> Exercise task
Count how many lines hold the word "this" and give that number as the whole answer.

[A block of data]
▼
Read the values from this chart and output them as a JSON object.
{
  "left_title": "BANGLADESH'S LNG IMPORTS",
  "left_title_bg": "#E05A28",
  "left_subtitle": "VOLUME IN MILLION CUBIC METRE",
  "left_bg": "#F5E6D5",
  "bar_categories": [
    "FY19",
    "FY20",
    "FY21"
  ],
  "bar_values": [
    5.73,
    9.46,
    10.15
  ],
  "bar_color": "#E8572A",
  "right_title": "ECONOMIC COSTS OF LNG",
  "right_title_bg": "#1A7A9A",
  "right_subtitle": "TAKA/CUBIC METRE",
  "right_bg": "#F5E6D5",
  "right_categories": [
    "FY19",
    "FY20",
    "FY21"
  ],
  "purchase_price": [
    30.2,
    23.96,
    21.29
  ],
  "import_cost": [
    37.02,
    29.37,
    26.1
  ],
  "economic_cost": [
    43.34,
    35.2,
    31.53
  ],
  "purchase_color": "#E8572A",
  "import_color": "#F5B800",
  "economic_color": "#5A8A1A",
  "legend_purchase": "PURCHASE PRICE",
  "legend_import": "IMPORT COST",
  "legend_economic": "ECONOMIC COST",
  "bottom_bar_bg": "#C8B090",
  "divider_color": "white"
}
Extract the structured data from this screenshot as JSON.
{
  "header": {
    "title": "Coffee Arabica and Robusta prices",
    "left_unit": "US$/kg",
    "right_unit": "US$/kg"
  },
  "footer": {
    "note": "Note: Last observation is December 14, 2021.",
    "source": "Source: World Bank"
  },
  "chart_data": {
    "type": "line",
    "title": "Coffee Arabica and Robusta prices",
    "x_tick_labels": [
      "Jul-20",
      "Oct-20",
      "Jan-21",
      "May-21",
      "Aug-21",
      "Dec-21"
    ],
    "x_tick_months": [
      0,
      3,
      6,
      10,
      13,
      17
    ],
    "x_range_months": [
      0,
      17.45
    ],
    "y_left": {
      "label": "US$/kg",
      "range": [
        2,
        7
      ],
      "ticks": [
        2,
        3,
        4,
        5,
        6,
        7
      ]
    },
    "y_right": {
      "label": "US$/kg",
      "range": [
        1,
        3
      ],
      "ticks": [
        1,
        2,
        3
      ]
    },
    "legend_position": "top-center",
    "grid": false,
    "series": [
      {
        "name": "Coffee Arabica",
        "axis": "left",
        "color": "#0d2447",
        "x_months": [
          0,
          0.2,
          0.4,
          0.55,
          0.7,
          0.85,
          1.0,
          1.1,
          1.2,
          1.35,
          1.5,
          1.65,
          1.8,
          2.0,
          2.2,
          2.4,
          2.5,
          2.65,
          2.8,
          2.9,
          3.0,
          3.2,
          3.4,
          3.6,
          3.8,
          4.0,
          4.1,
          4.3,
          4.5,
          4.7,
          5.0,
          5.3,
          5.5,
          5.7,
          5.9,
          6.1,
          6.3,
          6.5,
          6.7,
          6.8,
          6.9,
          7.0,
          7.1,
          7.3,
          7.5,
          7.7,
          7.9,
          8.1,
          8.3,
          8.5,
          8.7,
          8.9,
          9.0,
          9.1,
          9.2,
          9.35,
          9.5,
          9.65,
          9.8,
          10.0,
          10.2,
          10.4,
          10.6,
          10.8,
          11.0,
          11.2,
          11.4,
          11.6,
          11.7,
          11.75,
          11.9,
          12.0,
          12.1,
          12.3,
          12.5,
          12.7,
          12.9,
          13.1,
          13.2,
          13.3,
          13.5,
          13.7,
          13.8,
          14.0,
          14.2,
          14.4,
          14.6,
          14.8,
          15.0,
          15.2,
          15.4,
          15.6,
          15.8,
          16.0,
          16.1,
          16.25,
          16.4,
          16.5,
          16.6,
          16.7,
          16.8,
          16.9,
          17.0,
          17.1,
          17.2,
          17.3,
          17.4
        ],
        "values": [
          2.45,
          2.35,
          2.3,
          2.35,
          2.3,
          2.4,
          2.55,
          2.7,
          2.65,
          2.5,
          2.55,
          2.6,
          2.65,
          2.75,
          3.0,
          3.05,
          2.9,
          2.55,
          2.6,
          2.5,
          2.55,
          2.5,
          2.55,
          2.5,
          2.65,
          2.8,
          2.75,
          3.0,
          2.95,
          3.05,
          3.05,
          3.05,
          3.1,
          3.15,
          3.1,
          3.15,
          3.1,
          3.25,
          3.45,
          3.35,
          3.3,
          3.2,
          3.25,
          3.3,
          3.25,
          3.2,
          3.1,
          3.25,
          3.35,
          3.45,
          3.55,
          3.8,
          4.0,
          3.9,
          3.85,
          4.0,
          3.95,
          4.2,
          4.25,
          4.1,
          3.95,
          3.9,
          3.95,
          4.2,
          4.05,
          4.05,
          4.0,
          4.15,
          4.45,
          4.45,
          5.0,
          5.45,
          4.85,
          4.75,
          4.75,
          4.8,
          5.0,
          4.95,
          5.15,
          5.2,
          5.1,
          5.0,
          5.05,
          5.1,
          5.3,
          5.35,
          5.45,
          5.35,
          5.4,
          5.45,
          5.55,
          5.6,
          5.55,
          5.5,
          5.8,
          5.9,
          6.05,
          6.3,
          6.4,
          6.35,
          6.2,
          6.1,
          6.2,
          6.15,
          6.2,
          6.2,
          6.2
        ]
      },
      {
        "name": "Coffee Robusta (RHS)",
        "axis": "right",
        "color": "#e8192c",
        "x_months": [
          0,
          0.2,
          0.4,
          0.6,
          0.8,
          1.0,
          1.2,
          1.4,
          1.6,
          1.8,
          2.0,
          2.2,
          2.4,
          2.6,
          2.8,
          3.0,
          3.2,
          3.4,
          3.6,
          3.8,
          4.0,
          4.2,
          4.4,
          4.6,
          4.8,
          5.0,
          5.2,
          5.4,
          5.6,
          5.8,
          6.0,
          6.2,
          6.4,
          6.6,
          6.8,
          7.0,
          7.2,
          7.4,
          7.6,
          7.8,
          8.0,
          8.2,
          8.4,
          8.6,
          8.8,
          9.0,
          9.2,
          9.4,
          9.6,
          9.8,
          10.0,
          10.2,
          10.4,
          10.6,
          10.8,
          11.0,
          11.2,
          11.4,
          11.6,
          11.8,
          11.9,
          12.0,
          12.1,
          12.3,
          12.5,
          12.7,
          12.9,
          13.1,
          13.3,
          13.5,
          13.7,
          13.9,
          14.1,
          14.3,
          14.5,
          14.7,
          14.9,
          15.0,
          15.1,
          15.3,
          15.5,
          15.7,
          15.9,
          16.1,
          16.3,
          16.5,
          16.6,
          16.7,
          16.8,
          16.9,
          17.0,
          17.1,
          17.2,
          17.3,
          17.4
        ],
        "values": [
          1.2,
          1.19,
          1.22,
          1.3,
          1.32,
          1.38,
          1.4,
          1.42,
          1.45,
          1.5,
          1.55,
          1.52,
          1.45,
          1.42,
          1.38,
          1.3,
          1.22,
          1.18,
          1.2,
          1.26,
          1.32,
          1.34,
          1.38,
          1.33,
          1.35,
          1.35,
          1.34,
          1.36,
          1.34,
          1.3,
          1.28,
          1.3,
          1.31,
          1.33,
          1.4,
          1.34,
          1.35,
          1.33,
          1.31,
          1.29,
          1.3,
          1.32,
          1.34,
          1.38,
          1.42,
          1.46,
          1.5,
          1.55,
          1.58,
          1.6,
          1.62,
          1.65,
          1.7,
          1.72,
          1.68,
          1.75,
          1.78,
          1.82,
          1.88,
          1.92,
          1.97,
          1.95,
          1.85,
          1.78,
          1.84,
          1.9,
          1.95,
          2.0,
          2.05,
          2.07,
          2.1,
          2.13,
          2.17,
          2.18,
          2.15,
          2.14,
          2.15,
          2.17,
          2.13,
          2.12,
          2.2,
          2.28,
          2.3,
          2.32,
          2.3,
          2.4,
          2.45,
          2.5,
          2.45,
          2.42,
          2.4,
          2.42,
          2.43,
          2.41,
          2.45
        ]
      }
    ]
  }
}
▲
> Problem solution
2